Task brief =
In the entries, find all lines that hold the word "post" and copy them.

Records from a data source
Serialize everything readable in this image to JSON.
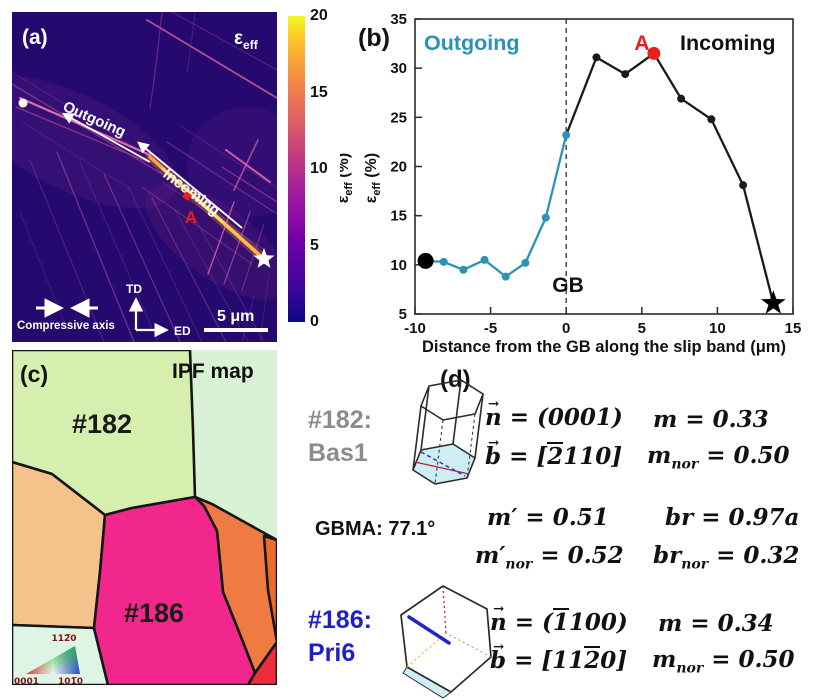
{
  "panel_a": {
    "label": "(a)",
    "map_label": {
      "base": "ε",
      "sub": "eff"
    },
    "annotations": {
      "outgoing": "Outgoing",
      "incoming": "Incoming",
      "point_a": "A",
      "compressive_axis": "Compressive axis",
      "axis_td": "TD",
      "axis_ed": "ED",
      "scale_bar": "5 μm"
    },
    "colorbar": {
      "ticks": [
        "20",
        "15",
        "10",
        "5",
        "0"
      ],
      "top_color": "#f0f921",
      "bottom_color": "#0d0887"
    }
  },
  "panel_b": {
    "label": "(b)",
    "region_left": "Outgoing",
    "region_right": "Incoming",
    "point_a": "A",
    "gb": "GB",
    "xlabel": "Distance from the GB along the slip band (μm)",
    "ylabel": {
      "base": "ε",
      "sub": "eff",
      "unit": " (%)"
    }
  },
  "chart_data": {
    "type": "line",
    "title": "",
    "xlabel": "Distance from the GB along the slip band (μm)",
    "ylabel": "ε_eff (%)",
    "xlim": [
      -10,
      15
    ],
    "ylim": [
      5,
      35
    ],
    "xticks": [
      -10,
      -5,
      0,
      5,
      10,
      15
    ],
    "yticks": [
      5,
      10,
      15,
      20,
      25,
      30,
      35
    ],
    "grid": false,
    "gb_line_x": 0,
    "series": [
      {
        "name": "Outgoing",
        "color": "#2a93b5",
        "x": [
          -9.3,
          -8.1,
          -6.8,
          -5.4,
          -4.0,
          -2.7,
          -1.35,
          0
        ],
        "y": [
          10.4,
          10.3,
          9.5,
          10.5,
          8.8,
          10.2,
          14.8,
          23.2
        ]
      },
      {
        "name": "Incoming",
        "color": "#1a1a1a",
        "x": [
          0,
          2.0,
          3.9,
          5.8,
          7.6,
          9.6,
          11.7,
          13.7
        ],
        "y": [
          23.2,
          31.1,
          29.4,
          31.5,
          26.9,
          24.8,
          18.1,
          6.1
        ]
      }
    ],
    "special_markers": {
      "start_dot": {
        "x": -9.3,
        "y": 10.4,
        "color": "#000000",
        "radius": 8
      },
      "point_a": {
        "x": 5.8,
        "y": 31.5,
        "color": "#e8211d",
        "radius": 6.5,
        "label": "A"
      },
      "end_star": {
        "x": 13.7,
        "y": 6.1,
        "color": "#000000"
      }
    }
  },
  "panel_c": {
    "label": "(c)",
    "title": "IPF map",
    "grain_182": "#182",
    "grain_186": "#186",
    "colors": {
      "grain_182": "#d6efae",
      "grain_186": "#f2278c",
      "left_orange": "#f6c28c",
      "right_orange": "#ef7b42",
      "far_right_orange": "#ea6c28",
      "bottom_red": "#ee2c3c",
      "mint": "#d9f2d6"
    },
    "ipf_triangle": {
      "top": "112̅0",
      "bottom_left": "0001",
      "bottom_right": "101̅0"
    }
  },
  "panel_d": {
    "label": "(d)",
    "grain1": {
      "id": "#182:",
      "mode": "Bas1",
      "n": {
        "arrow": "→",
        "letter": "n",
        "pre": " = (0001)",
        "ov": "",
        "post": ""
      },
      "b": {
        "arrow": "→",
        "letter": "b",
        "pre": " = [",
        "ov": "2",
        "post": "110]"
      },
      "m": {
        "pre": "m",
        "sub": "",
        "post": " = 0.33"
      },
      "m_nor": {
        "pre": "m",
        "sub": "nor",
        "post": " = 0.50"
      }
    },
    "gbma": {
      "label": "GBMA: 77.1°",
      "m_prime": {
        "pre": "m′",
        "sub": "",
        "post": " = 0.51"
      },
      "m_prime_nor": {
        "pre": "m′",
        "sub": "nor",
        "post": " = 0.52"
      },
      "br": {
        "pre": "br",
        "sub": "",
        "post": " = 0.97a"
      },
      "br_nor": {
        "pre": "br",
        "sub": "nor",
        "post": " = 0.32"
      }
    },
    "grain2": {
      "id": "#186:",
      "mode": "Pri6",
      "n": {
        "arrow": "→",
        "letter": "n",
        "pre": " = (",
        "ov": "1",
        "post": "100)"
      },
      "b": {
        "arrow": "→",
        "letter": "b",
        "pre": " = [11",
        "ov": "2",
        "post": "0]"
      },
      "m": {
        "pre": "m",
        "sub": "",
        "post": " = 0.34"
      },
      "m_nor": {
        "pre": "m",
        "sub": "nor",
        "post": " = 0.50"
      }
    }
  }
}
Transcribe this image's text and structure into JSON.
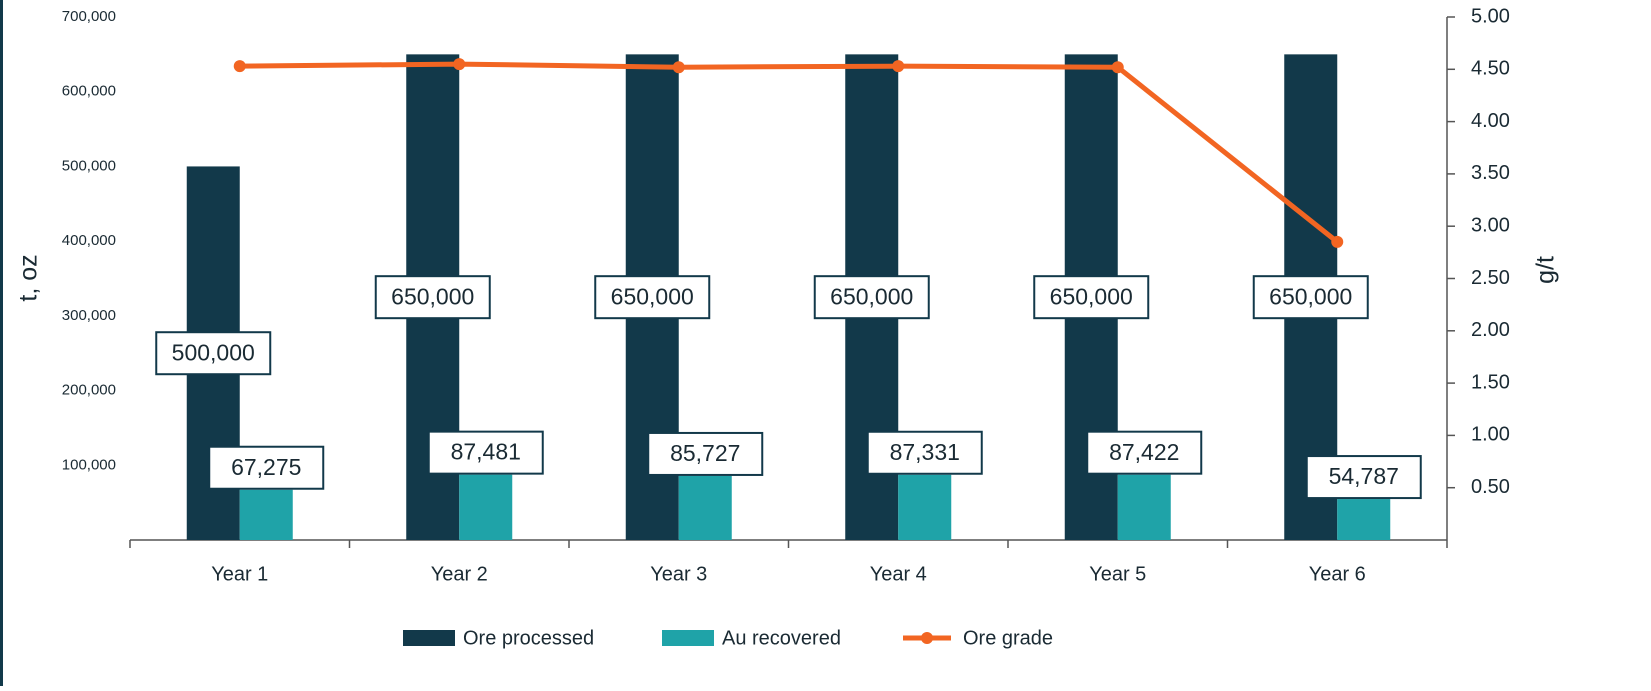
{
  "chart_data": {
    "type": "bar",
    "categories": [
      "Year 1",
      "Year 2",
      "Year 3",
      "Year 4",
      "Year 5",
      "Year 6"
    ],
    "series": [
      {
        "name": "Ore processed",
        "type": "bar",
        "color": "#12394a",
        "values": [
          500000,
          650000,
          650000,
          650000,
          650000,
          650000
        ],
        "value_labels": [
          "500,000",
          "650,000",
          "650,000",
          "650,000",
          "650,000",
          "650,000"
        ]
      },
      {
        "name": "Au recovered",
        "type": "bar",
        "color": "#1fa3a8",
        "values": [
          67275,
          87481,
          85727,
          87331,
          87422,
          54787
        ],
        "value_labels": [
          "67,275",
          "87,481",
          "85,727",
          "87,331",
          "87,422",
          "54,787"
        ]
      },
      {
        "name": "Ore grade",
        "type": "line",
        "axis": "y2",
        "color": "#f26522",
        "values": [
          4.53,
          4.55,
          4.52,
          4.53,
          4.52,
          2.85
        ]
      }
    ],
    "ylabel": "t, oz",
    "y2label": "g/t",
    "ylim": [
      0,
      700000
    ],
    "yticks": [
      {
        "value": 100000,
        "label": "100,000"
      },
      {
        "value": 200000,
        "label": "200,000"
      },
      {
        "value": 300000,
        "label": "300,000"
      },
      {
        "value": 400000,
        "label": "400,000"
      },
      {
        "value": 500000,
        "label": "500,000"
      },
      {
        "value": 600000,
        "label": "600,000"
      },
      {
        "value": 700000,
        "label": "700,000"
      }
    ],
    "y2lim": [
      0,
      5
    ],
    "y2ticks": [
      {
        "value": 0.5,
        "label": "0.50"
      },
      {
        "value": 1,
        "label": "1.00"
      },
      {
        "value": 1.5,
        "label": "1.50"
      },
      {
        "value": 2,
        "label": "2.00"
      },
      {
        "value": 2.5,
        "label": "2.50"
      },
      {
        "value": 3,
        "label": "3.00"
      },
      {
        "value": 3.5,
        "label": "3.50"
      },
      {
        "value": 4,
        "label": "4.00"
      },
      {
        "value": 4.5,
        "label": "4.50"
      },
      {
        "value": 5,
        "label": "5.00"
      }
    ],
    "legend": "bottom"
  }
}
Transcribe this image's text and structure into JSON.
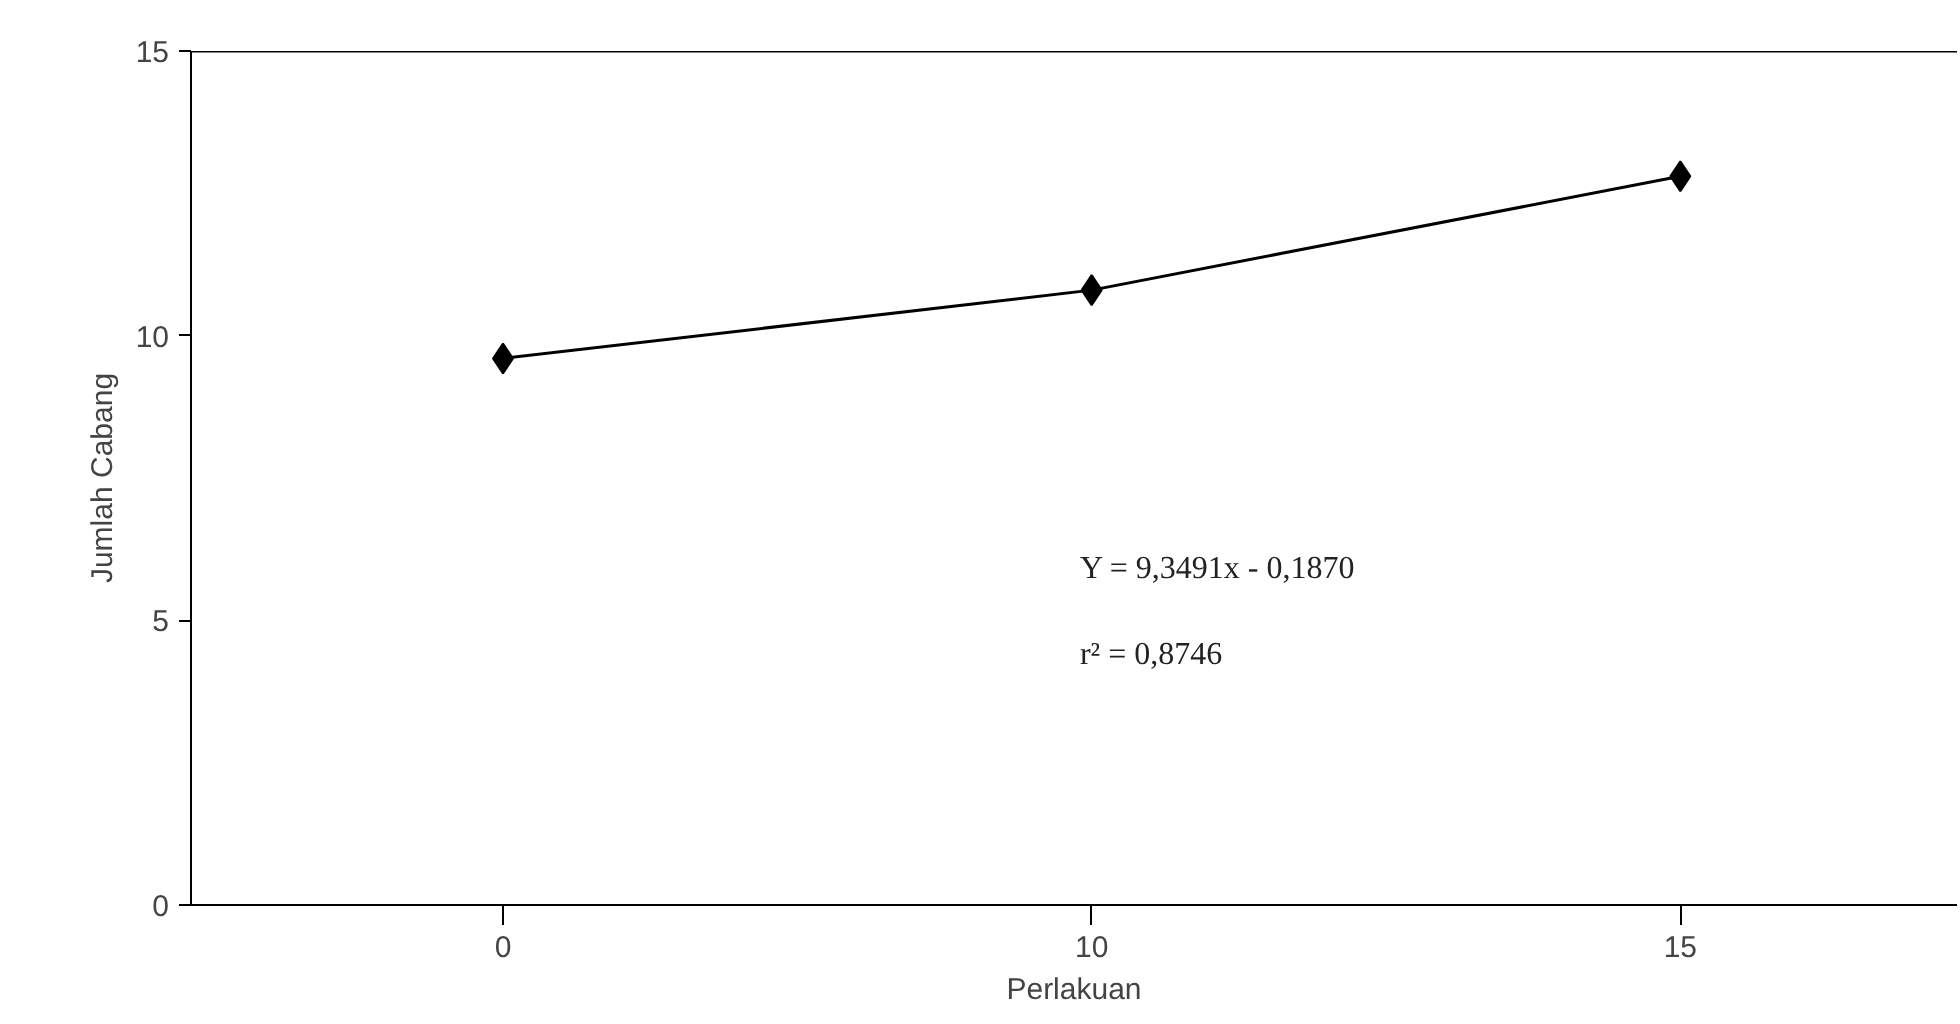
{
  "chart_data": {
    "type": "line",
    "xlabel": "Perlakuan",
    "ylabel": "Jumlah Cabang",
    "categories": [
      "0",
      "10",
      "15"
    ],
    "series": [
      {
        "color": "#000000",
        "values": [
          9.6,
          10.8,
          12.8
        ]
      }
    ],
    "ylim": [
      0,
      15
    ],
    "yticks": [
      0,
      5,
      10,
      15
    ],
    "marker": "diamond",
    "line_style": "solid",
    "grid": false,
    "annotations": [
      "Y = 9,3491x - 0,1870",
      "r² = 0,8746"
    ]
  }
}
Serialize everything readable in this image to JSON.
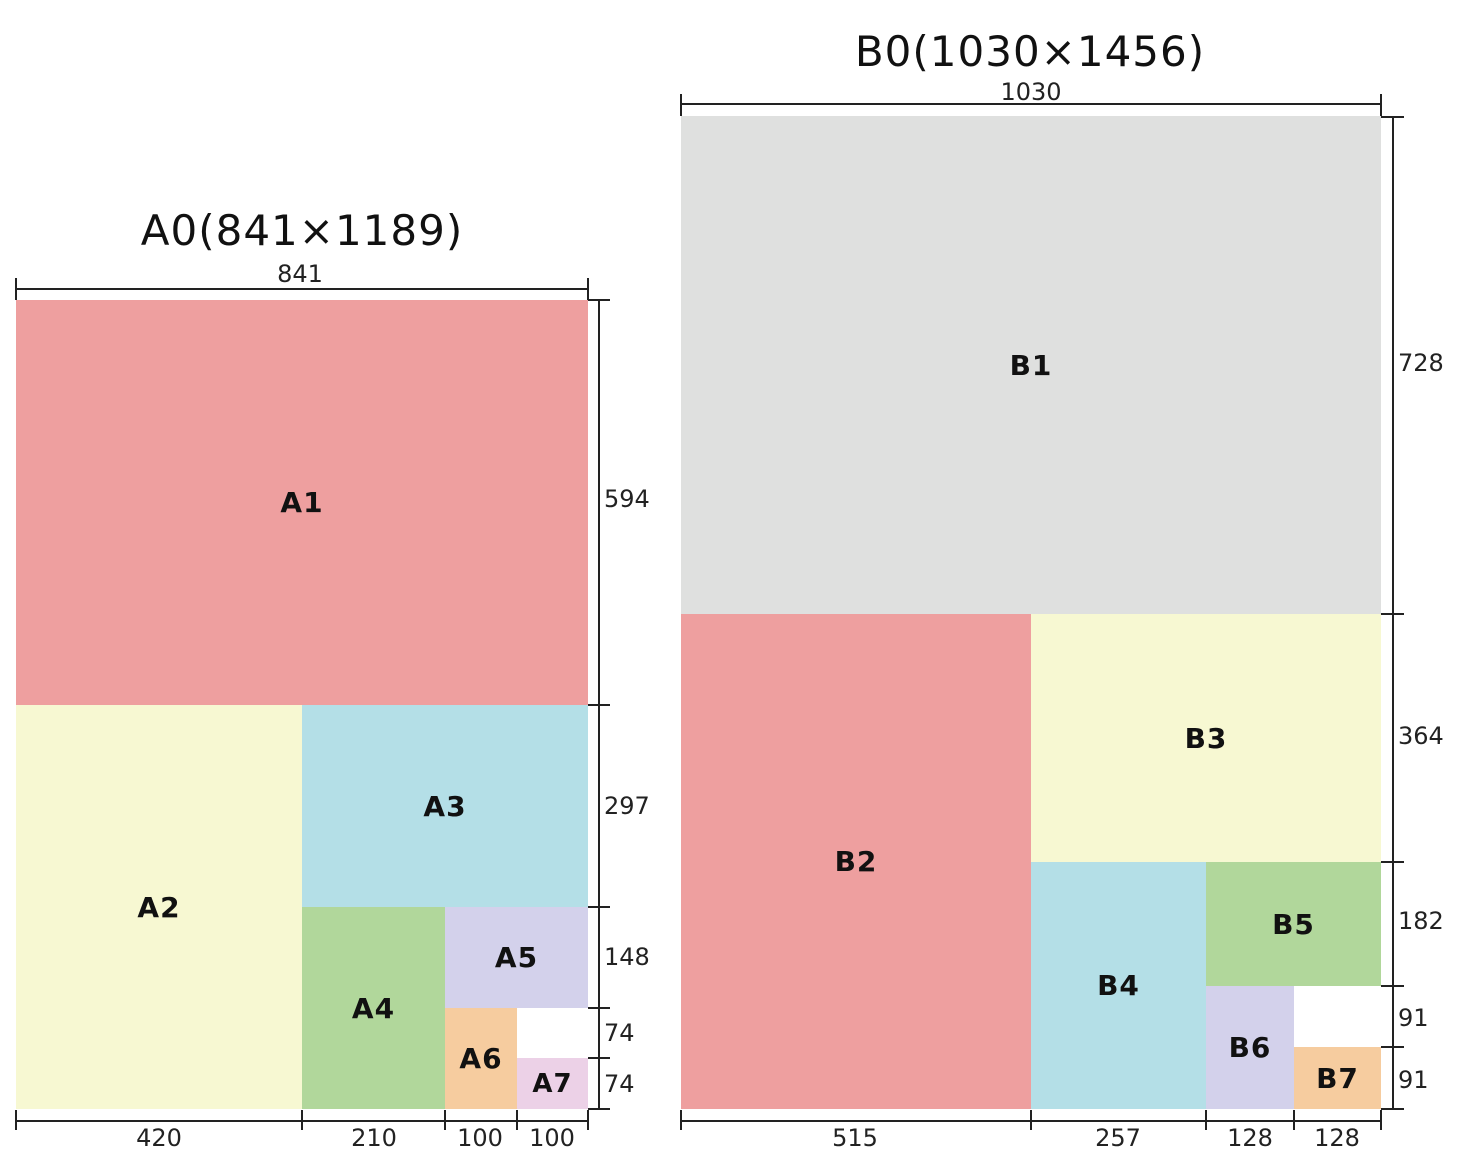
{
  "a_series": {
    "title": "A0(841×1189)",
    "width_label": "841",
    "sheets": {
      "a1": "A1",
      "a2": "A2",
      "a3": "A3",
      "a4": "A4",
      "a5": "A5",
      "a6": "A6",
      "a7": "A7"
    },
    "heights": [
      "594",
      "297",
      "148",
      "74",
      "74"
    ],
    "widths": [
      "420",
      "210",
      "100",
      "100"
    ]
  },
  "b_series": {
    "title": "B0(1030×1456)",
    "width_label": "1030",
    "sheets": {
      "b1": "B1",
      "b2": "B2",
      "b3": "B3",
      "b4": "B4",
      "b5": "B5",
      "b6": "B6",
      "b7": "B7"
    },
    "heights": [
      "728",
      "364",
      "182",
      "91",
      "91"
    ],
    "widths": [
      "515",
      "257",
      "128",
      "128"
    ]
  },
  "colors": {
    "red": "#ee9f9f",
    "yellow": "#f7f8d2",
    "blue": "#b4dfe7",
    "green": "#b1d79b",
    "lavender": "#d3d1eb",
    "orange": "#f6cc9f",
    "pink": "#ecd1e7",
    "gray": "#dfe0df"
  }
}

Worked answer =
        "post": ""
        "post": "110]"
        "post": " = 0.33"
        "post": " = 0.50"
        "post": " = 0.51"
        "post": " = 0.52"
        "post": " = 0.97a"
        "post": " = 0.32"
        "post": "100)"
        "post": "0]"
        "post": " = 0.34"
        "post": " = 0.50"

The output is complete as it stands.